_Work instructions_: Write only the number of lines in the records beneath that hold "structured".

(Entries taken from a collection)
-*-

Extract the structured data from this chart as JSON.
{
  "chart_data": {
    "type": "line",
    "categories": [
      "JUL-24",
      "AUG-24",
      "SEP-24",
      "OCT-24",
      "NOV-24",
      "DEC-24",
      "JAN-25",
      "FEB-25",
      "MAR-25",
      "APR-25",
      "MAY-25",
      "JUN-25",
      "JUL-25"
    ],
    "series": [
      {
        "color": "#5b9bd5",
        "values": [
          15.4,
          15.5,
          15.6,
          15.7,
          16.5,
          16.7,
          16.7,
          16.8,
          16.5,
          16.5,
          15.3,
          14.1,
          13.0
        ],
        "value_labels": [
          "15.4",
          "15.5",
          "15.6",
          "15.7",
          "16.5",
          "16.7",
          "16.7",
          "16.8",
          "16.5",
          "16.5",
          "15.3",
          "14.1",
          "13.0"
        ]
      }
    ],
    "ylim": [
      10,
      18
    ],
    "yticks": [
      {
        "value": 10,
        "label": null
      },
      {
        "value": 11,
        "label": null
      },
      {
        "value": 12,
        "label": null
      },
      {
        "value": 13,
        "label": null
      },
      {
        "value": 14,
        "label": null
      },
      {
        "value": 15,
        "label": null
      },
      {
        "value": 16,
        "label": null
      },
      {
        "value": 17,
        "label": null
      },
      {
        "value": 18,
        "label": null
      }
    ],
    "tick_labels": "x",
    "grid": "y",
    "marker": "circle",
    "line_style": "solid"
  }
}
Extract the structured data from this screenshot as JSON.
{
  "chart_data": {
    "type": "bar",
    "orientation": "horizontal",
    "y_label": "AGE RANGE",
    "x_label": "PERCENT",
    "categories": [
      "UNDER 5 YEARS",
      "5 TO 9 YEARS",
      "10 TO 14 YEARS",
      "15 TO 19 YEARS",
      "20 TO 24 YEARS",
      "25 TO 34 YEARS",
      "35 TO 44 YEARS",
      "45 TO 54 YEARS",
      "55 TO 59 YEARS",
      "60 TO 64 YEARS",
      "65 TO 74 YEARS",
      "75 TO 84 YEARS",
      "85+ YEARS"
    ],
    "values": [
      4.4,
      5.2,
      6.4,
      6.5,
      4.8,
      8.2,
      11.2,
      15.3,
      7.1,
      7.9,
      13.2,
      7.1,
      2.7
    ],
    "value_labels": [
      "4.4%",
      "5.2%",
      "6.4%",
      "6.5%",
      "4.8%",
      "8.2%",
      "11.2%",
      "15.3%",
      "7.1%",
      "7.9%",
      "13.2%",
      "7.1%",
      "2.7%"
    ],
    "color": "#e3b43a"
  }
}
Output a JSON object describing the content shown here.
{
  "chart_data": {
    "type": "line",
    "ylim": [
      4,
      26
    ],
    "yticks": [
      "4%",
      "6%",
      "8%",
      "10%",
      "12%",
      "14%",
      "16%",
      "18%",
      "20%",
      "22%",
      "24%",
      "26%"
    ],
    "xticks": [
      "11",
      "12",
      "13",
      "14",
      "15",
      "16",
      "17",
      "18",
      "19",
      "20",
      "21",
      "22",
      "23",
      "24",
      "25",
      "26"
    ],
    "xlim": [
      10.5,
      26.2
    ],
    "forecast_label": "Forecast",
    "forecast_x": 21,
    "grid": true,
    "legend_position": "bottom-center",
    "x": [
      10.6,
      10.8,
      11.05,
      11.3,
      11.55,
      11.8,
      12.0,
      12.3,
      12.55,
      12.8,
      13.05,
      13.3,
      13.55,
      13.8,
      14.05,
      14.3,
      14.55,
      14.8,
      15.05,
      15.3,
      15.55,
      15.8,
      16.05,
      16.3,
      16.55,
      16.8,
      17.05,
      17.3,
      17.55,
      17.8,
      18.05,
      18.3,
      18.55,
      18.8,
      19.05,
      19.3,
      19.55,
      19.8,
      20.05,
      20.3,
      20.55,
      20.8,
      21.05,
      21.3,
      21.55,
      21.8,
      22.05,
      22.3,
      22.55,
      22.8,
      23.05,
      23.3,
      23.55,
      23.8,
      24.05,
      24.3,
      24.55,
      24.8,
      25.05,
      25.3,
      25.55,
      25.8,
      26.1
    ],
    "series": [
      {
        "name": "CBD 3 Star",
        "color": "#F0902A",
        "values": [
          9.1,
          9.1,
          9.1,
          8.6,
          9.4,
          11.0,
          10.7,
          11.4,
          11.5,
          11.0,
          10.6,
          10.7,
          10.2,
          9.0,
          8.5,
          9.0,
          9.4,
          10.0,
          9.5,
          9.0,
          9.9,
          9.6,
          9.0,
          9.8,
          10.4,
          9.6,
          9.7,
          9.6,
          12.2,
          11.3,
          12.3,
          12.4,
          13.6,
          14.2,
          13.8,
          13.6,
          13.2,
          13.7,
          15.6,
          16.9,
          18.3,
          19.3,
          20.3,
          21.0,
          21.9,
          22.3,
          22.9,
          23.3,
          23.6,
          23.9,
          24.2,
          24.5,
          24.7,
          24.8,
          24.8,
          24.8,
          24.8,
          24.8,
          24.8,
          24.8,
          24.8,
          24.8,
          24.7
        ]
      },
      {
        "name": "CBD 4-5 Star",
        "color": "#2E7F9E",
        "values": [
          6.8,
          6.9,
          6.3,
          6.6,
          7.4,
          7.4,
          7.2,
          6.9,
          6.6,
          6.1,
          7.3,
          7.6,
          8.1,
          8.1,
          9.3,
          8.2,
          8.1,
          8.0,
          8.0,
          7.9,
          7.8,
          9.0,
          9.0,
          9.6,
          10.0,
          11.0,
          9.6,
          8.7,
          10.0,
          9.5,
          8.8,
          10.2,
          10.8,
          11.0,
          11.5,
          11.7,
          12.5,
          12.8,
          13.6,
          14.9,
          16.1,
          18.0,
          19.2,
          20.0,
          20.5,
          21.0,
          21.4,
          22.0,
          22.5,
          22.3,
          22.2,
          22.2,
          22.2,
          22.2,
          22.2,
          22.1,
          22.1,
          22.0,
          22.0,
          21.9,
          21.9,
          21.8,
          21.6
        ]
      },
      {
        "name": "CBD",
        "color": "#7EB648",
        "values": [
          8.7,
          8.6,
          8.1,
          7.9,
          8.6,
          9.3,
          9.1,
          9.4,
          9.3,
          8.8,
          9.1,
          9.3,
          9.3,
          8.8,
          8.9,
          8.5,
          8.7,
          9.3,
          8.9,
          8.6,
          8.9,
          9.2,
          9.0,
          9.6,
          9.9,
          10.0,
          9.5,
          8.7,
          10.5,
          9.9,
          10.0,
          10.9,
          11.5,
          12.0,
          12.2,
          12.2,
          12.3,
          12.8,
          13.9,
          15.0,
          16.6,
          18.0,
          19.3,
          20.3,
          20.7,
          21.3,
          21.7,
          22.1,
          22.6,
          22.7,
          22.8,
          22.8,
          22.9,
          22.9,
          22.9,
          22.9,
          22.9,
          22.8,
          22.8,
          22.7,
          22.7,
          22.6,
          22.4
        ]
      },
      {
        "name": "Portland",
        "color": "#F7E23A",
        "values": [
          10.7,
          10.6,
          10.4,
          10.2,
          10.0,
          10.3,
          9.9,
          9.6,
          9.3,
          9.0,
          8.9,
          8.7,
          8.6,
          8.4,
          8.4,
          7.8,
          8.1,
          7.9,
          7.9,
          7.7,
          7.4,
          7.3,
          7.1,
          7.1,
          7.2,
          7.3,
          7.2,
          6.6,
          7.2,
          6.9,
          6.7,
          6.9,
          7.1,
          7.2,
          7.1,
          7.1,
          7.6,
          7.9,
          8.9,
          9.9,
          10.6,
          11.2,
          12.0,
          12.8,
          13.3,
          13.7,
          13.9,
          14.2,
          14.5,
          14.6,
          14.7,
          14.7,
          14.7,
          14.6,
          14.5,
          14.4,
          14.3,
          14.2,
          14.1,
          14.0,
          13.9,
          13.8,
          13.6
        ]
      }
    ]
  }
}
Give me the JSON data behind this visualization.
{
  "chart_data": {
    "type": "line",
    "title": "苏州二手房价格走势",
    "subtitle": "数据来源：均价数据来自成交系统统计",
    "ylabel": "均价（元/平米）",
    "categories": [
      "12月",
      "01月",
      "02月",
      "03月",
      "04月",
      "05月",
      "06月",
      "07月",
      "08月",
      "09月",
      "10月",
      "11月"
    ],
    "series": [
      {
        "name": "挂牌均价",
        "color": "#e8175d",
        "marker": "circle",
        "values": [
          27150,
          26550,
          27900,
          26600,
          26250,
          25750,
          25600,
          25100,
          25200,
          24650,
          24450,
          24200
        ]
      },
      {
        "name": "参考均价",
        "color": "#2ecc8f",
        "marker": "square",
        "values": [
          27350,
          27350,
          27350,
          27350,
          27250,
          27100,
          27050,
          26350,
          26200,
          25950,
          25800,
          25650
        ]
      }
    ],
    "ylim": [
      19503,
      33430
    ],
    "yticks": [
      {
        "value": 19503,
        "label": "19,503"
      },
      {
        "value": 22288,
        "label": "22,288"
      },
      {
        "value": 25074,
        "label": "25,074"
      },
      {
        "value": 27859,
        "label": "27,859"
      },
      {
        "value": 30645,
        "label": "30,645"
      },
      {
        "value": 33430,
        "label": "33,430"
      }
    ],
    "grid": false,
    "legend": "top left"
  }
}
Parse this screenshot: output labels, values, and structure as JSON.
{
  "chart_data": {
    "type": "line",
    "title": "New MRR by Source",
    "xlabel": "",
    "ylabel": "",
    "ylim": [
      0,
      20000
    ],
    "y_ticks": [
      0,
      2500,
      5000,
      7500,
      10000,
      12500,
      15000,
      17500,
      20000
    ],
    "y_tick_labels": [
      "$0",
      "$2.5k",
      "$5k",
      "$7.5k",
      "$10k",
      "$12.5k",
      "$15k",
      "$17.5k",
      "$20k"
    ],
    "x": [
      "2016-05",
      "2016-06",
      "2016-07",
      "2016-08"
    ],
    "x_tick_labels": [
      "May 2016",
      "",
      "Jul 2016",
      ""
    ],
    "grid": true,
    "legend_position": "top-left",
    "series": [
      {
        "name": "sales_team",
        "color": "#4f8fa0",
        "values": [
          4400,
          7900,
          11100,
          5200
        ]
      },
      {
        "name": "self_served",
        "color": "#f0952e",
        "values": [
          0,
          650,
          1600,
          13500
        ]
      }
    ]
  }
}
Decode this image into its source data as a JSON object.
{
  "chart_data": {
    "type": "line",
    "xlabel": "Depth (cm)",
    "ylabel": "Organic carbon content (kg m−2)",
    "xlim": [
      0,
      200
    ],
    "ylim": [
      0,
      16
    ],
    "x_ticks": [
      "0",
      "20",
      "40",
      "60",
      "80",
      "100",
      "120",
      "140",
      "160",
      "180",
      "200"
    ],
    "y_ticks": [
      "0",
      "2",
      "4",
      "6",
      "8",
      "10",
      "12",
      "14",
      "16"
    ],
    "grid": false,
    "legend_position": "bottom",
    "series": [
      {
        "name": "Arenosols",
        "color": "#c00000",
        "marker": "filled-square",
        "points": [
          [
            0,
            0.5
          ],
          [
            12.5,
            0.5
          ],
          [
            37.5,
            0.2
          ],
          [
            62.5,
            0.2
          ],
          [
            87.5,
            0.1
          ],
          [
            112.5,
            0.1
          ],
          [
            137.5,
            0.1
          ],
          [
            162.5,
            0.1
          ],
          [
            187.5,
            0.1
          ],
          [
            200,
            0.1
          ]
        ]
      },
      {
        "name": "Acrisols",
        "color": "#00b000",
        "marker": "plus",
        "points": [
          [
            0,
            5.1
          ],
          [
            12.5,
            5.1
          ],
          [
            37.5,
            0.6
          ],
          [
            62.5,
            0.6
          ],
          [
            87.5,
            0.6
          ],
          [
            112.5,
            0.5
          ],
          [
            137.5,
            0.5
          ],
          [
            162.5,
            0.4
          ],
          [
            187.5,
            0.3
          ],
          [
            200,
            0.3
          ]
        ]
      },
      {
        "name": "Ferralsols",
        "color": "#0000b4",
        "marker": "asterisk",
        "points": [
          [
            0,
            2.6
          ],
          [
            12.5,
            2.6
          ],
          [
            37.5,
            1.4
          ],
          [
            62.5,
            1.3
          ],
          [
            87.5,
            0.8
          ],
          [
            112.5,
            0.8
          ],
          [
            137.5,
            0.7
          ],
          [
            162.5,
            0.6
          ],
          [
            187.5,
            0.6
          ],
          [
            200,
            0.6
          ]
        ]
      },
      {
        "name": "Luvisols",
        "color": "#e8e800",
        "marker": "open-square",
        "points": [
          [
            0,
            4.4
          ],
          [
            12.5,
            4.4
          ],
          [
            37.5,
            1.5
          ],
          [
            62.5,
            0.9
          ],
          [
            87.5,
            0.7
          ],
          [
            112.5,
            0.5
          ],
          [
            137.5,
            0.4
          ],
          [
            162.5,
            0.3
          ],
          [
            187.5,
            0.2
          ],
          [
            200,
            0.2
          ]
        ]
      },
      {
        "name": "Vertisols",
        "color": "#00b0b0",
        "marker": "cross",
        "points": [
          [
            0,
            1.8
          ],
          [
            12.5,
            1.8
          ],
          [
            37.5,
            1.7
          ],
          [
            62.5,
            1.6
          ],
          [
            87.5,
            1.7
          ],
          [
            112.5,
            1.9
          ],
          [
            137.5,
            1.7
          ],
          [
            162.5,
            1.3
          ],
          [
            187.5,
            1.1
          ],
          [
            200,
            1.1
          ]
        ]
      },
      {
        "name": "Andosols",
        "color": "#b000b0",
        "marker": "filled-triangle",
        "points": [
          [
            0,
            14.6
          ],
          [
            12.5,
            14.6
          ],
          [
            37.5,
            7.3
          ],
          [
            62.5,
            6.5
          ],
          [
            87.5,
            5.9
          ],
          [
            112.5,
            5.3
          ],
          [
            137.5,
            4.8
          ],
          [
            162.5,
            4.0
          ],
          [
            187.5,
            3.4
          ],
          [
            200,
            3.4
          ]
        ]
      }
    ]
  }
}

-*-

_Result of the task_: 2